— Begin DATA ROWS —

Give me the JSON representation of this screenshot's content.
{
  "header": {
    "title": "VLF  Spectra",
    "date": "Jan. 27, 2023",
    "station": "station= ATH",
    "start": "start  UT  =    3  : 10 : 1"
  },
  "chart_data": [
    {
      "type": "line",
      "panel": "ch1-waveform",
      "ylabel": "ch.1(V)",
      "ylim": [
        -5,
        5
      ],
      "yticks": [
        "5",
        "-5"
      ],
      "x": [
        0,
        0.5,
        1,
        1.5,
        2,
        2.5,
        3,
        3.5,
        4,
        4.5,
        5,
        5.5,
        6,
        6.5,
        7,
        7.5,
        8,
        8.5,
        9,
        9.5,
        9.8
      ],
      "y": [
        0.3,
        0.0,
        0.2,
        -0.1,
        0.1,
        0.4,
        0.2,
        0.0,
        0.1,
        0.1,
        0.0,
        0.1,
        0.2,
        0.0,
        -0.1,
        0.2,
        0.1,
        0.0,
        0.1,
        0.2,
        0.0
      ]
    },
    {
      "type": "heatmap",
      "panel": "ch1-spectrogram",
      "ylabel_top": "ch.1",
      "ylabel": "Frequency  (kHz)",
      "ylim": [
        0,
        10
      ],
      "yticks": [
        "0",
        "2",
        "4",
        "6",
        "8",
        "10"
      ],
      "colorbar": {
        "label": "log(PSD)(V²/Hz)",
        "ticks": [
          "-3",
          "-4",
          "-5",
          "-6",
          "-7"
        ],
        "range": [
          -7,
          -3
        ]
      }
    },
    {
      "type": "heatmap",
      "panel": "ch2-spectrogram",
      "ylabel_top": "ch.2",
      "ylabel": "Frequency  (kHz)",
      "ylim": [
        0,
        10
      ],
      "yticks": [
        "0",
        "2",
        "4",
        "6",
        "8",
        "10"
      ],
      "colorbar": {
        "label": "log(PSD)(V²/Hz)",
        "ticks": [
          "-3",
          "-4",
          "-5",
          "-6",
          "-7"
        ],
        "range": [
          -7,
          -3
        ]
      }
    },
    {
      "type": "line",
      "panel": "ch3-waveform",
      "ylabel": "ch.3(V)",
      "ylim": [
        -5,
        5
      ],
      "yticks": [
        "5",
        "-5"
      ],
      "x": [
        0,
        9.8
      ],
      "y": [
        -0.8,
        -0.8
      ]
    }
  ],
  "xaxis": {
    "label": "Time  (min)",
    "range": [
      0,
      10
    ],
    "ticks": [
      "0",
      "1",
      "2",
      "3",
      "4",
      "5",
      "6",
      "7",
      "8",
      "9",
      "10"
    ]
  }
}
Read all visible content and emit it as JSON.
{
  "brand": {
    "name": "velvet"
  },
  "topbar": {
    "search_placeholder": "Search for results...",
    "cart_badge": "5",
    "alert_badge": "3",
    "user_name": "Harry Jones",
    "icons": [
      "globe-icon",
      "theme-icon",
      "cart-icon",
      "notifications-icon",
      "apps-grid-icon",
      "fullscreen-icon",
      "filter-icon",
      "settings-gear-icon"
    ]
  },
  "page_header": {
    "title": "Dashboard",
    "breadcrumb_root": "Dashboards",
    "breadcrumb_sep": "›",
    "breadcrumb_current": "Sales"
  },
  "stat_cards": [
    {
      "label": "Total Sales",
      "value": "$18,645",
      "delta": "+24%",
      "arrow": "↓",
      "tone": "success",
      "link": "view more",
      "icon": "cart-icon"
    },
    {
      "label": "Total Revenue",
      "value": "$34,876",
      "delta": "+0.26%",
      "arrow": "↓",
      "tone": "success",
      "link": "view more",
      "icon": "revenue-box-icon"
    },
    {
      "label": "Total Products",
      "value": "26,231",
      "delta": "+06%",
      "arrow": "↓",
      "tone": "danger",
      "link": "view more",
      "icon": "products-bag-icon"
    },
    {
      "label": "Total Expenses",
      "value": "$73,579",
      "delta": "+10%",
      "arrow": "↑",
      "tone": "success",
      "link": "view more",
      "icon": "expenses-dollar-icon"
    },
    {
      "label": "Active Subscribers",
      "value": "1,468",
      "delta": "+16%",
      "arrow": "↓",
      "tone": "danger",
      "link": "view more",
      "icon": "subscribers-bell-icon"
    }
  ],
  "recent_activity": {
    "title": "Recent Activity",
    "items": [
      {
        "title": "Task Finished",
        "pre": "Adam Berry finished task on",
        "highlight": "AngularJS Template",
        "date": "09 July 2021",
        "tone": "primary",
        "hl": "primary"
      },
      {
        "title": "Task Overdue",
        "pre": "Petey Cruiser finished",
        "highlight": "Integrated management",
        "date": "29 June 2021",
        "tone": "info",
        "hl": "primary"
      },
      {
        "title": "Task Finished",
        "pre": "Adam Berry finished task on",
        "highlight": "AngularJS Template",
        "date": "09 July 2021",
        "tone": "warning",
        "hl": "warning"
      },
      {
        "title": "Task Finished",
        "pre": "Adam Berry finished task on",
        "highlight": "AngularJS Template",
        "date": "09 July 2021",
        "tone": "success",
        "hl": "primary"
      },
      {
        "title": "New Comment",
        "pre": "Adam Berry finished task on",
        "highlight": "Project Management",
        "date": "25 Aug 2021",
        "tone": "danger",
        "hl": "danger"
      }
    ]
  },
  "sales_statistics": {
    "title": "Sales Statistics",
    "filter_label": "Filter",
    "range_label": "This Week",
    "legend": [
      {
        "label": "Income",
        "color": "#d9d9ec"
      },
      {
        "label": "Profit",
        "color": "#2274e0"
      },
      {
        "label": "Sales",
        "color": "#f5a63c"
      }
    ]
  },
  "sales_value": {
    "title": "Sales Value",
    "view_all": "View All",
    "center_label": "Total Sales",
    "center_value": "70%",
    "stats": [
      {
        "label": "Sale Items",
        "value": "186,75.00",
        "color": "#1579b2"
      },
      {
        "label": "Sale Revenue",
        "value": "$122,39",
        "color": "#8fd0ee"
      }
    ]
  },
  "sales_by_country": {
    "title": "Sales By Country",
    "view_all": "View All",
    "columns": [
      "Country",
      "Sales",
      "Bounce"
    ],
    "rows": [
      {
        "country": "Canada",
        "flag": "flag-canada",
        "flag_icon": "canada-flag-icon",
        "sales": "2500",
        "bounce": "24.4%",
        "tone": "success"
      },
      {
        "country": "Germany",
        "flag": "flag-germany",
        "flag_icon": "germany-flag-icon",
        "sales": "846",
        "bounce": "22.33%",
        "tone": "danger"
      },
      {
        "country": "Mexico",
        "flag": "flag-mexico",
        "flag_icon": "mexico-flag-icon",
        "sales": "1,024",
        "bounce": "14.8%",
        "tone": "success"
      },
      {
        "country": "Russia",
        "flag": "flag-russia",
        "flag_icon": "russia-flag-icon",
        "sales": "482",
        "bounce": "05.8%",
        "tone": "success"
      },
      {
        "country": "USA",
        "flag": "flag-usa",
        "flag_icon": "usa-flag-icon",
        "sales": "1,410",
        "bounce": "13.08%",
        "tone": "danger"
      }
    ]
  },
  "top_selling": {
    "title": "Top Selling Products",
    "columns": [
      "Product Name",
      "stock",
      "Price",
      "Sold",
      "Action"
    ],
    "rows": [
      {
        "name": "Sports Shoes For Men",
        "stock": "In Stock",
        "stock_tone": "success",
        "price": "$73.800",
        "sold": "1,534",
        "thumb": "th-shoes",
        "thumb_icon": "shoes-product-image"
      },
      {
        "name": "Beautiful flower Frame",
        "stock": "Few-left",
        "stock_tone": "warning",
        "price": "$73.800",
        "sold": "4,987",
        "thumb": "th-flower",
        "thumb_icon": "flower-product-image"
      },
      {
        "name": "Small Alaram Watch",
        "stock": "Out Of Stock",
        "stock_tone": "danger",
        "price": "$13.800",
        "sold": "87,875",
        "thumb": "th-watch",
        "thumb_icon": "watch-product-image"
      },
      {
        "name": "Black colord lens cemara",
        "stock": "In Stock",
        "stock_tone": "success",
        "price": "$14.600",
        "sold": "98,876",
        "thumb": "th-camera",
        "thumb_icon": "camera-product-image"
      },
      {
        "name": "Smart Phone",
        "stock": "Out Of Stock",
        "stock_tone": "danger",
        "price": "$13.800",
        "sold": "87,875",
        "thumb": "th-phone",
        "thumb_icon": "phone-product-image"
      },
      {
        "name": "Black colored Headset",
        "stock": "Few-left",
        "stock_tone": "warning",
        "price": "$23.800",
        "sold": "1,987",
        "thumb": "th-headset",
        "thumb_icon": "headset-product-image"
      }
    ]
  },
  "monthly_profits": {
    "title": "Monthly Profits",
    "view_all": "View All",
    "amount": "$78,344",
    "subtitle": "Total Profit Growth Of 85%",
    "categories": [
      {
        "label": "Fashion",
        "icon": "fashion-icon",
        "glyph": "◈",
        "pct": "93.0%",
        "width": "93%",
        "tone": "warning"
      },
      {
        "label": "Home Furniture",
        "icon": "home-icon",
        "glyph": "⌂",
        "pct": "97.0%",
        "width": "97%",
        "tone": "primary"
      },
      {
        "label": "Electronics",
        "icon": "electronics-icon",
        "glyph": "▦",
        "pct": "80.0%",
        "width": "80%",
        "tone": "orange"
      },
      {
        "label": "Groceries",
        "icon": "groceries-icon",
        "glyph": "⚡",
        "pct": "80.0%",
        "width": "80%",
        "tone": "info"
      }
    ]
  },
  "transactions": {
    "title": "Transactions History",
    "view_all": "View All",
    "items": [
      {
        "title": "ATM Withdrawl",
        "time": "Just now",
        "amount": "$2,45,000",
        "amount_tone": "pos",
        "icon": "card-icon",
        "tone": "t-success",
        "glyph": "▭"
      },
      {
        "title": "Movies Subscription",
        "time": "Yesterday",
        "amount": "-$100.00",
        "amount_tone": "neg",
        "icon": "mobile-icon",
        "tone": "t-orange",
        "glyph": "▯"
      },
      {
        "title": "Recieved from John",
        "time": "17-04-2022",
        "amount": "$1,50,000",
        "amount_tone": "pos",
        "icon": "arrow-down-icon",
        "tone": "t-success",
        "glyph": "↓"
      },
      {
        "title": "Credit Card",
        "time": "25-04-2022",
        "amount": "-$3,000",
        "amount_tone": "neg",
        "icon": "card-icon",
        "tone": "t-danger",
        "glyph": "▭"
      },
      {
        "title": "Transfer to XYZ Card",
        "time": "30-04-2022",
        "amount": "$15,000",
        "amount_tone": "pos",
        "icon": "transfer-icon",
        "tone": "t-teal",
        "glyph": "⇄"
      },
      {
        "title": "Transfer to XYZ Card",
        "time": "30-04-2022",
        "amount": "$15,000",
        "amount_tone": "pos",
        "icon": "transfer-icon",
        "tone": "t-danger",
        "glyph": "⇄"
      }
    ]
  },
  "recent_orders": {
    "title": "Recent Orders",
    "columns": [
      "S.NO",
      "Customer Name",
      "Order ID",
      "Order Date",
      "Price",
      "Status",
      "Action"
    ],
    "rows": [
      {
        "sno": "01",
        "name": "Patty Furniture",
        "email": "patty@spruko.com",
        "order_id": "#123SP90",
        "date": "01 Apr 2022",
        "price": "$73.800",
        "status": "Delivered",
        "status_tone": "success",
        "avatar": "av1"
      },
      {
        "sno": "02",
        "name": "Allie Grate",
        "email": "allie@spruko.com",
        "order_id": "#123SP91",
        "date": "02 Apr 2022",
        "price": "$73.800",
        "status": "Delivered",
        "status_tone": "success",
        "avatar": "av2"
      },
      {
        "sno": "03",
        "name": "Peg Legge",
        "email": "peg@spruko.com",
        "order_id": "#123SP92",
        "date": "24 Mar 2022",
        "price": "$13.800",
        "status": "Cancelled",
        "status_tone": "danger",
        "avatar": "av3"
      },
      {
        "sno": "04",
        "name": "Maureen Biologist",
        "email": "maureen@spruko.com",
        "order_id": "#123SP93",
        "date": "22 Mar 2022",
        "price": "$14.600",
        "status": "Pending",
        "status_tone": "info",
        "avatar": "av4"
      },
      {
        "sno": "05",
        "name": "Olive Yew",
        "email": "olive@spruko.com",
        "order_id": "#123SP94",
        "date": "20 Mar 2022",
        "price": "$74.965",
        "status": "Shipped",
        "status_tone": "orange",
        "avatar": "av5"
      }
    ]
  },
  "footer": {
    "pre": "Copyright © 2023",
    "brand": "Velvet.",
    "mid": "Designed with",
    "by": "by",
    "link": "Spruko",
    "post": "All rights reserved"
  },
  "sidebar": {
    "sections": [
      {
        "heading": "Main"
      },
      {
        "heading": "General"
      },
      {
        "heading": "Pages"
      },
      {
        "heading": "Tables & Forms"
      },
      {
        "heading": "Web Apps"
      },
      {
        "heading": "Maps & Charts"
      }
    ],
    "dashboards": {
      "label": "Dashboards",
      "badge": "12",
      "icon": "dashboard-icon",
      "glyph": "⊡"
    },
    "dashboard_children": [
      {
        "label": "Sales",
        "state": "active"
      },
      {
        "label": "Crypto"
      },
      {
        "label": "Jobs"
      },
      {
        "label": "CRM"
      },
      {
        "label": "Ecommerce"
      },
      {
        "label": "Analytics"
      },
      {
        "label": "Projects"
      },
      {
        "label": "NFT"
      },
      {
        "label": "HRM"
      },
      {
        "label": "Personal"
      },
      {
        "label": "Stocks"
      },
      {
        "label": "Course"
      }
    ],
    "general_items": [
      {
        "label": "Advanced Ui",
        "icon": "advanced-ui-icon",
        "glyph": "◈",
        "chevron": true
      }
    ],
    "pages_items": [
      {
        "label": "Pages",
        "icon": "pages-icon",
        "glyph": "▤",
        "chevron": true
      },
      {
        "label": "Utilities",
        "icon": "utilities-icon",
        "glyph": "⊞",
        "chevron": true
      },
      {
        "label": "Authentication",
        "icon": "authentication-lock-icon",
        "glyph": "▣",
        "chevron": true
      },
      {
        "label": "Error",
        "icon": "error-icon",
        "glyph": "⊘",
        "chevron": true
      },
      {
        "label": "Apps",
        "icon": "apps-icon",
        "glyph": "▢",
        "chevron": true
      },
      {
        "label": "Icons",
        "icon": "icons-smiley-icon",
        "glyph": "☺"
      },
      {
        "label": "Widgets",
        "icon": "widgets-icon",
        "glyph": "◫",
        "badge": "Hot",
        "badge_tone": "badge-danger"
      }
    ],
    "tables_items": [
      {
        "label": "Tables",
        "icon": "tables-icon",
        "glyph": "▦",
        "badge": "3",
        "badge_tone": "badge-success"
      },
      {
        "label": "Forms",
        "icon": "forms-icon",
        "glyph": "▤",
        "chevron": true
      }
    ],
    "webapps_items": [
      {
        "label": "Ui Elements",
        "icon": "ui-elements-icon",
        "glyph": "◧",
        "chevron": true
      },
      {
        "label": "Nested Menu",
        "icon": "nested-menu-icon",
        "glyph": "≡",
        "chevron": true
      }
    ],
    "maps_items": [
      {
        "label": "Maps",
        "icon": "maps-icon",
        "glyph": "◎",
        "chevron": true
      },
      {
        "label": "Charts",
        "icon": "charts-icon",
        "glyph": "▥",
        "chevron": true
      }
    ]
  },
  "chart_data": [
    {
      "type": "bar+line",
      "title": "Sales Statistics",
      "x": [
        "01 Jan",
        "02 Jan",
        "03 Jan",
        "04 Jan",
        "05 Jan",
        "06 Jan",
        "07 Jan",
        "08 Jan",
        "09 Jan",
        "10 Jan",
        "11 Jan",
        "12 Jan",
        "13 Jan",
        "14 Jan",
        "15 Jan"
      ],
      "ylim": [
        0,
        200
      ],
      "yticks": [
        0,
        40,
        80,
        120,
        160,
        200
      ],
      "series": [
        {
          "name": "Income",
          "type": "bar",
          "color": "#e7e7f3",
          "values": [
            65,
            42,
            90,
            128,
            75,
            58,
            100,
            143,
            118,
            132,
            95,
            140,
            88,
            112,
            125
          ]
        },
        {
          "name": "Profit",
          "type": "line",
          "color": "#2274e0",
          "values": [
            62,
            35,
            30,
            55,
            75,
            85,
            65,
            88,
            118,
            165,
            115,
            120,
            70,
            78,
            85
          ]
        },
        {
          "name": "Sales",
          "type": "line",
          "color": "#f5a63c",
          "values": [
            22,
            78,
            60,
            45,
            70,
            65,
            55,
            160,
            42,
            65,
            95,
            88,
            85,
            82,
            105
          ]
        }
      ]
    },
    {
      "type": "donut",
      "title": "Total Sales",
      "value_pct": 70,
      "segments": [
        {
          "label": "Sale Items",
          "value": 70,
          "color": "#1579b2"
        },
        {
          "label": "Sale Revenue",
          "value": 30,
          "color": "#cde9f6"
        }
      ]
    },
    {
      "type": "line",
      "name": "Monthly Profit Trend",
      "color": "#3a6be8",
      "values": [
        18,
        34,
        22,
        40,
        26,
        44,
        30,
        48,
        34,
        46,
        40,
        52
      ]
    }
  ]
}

— End DATA ROWS —

> [GOAL OF THE EXERCISE]:
Wherever the word "warning" occurs in a line of the listing, copy that line.

> [SOLVED PROBLEM]:
        "tone": "warning",
        "hl": "warning"
        "stock_tone": "warning",
        "stock_tone": "warning",
        "tone": "warning"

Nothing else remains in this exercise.